本文 >>
☆ ☆ ☆ ☆
「制度の束によって人間の安全保障を」

〜今再認識すべきセンの言葉〜

 市場原理主義の嵐の結末が、サブプライム問題をきっかけに世界を震撼させている。インド出身の経済学者アマルティア・セン(Amartya Sen, 1933年11月3日 - )先生の講演録である「貧困の克服」(集英社新書)を読み、その発言の今日的意味を再確認する思いがする。先生は、行過ぎた市場経済市場主義路線ではなく、人間中心の経済政策への転換が必要であると力説されている。

 この講演録の内容は1997年、1999年、2000年におけるシンガポール、東京、ニューヨーク、ニューデリーに於ける記録であるが、私の心に響いた言葉を以下に書き留めた。セン先生は、経済学者ですが、哲学も勉強されている。インドの大詩人、タゴールが名付け親でもある。

 現在の日本では、市場経済化の中で格差社会の拡大が大きな政策課題に発展しているが、セン先生は、明治以降の日本の人づくり、基礎的教育の取り組みを賞賛されているだけに、今の実態を当の日本人から見ると、やや複雑な思いもしてくる。そういう意味では、日本も欧米ばかりを見るのでは無く、過去の日本の発展の歴史を改めて噛締める意味があるように思える。古きを訪ねて新しきを知る、ということである。セン先生も、9世紀の唐の詩人、司空図の「与古為新」を引いて、このことを指摘しておられる。今日的な意味で日本人に向けたメッセージでもあるように思われる。

・市場メカニズムは、それを通じて人々が互いに交流し相互利益に結びつく活動の基礎となる制度。幅広い効用を合理的に批判するのは難しい。問題が生じるとすればそれは市場メカニズムそのものからではない。たいていの場合は、市場の外部に原因が見つかる。

・市場取引を利用するための制度的準備がなされていないこと、無制限に情報隠匿が行われてしまうこと、権力者達が有利な立場を利用して独占的に得た情報をもとに投資活動を行ったり、資源を濫用したりするのを放任しておくことなどが、問題を生じさせる。問題に対処するためには、市場メカニズムを抑制するのではなく、より円滑に、そしてはるかに公正に機能させることが必要。
☆ ☆ ☆ ☆
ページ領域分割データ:
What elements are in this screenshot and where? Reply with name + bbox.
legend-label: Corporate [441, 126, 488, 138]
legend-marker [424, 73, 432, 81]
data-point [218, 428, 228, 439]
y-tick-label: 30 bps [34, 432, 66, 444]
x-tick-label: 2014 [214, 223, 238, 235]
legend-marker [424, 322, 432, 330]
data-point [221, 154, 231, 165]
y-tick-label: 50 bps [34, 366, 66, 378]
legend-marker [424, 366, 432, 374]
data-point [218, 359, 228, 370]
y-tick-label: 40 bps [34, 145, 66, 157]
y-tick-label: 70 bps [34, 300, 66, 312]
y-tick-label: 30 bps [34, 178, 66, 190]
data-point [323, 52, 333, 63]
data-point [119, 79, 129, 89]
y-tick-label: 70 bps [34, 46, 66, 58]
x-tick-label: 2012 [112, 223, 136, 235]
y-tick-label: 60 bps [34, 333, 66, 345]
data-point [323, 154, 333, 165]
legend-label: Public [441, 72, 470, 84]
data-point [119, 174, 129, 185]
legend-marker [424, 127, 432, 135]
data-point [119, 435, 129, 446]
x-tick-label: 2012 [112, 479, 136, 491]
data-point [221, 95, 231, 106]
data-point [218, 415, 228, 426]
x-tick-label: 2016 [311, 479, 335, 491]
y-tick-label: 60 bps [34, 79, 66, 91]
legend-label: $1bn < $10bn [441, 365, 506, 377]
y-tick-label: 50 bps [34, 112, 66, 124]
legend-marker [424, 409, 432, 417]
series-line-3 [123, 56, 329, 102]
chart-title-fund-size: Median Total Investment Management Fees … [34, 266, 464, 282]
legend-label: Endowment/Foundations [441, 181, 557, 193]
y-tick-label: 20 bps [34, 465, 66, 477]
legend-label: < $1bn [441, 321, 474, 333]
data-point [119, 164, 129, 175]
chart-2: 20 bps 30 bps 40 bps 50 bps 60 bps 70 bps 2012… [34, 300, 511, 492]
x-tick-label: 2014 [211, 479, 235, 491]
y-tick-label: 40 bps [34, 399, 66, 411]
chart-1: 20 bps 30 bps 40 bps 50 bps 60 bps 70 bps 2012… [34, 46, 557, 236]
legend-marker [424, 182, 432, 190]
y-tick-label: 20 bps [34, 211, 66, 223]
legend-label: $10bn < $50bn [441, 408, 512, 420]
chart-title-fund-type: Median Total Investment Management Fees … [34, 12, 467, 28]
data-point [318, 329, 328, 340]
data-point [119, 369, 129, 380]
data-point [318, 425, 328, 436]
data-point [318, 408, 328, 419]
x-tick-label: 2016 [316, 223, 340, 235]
☆ ☆ ☆ ☆
作業指示 A >> 本文の「この講演録の内容は1997年」を含む箇所から書き始め、「ージでもあるように思われる。」で終えて示せ。その際、「講演録」はすべて「講演集」に置き換えること。
作業指示 B >>
次の各文が本文の内容と合っているかを、はいかいいえで答えよ。判断の根拠となる本文の語句もそのまま引用すること。
(i) 講演録の内容は、1997年、1999年、2000年の記録である。
(ii) セン先生の名付け親はタゴールである。
(iii) 問題に対処するには、市場メカニズムを抑制する必要があるとされている。

回答欄 A >>
この講演集の内容は1997年、1999年、2000年におけるシンガポール、東京、ニューヨーク、ニューデリーに於ける記録であるが、私の心に響いた言葉を以下に書き留めた。セン先生は、経済学者ですが、哲学も勉強されている。インドの大詩人、タゴールが名付け親でもある。

 現在の日本では、市場経済化の中で格差社会の拡大が大きな政策課題に発展しているが、セン先生は、明治以降の日本の人づくり、基礎的教育の取り組みを賞賛されているだけに、今の実態を当の日本人から見ると、やや複雑な思いもしてくる。そういう意味では、日本も欧米ばかりを見るのでは無く、過去の日本の発展の歴史を改めて噛締める意味があるように思える。古きを訪ねて新しきを知る、ということである。セン先生も、9世紀の唐の詩人、司空図の「与古為新」を引いて、このことを指摘しておられる。今日的な意味で日本人に向けたメッセージでもあるように思われる。

回答欄 B >>
(i) はい。「この講演録の内容は1997年、1999年、2000年におけるシンガポール、東京、ニューヨーク、ニューデリーに於ける記録である」
(ii) はい。「インドの大詩人、タゴールが名付け親でもある。」
(iii) いいえ。「市場メカニズムを抑制するのではなく、より円滑に、そしてはるかに公正に機能させることが必要。」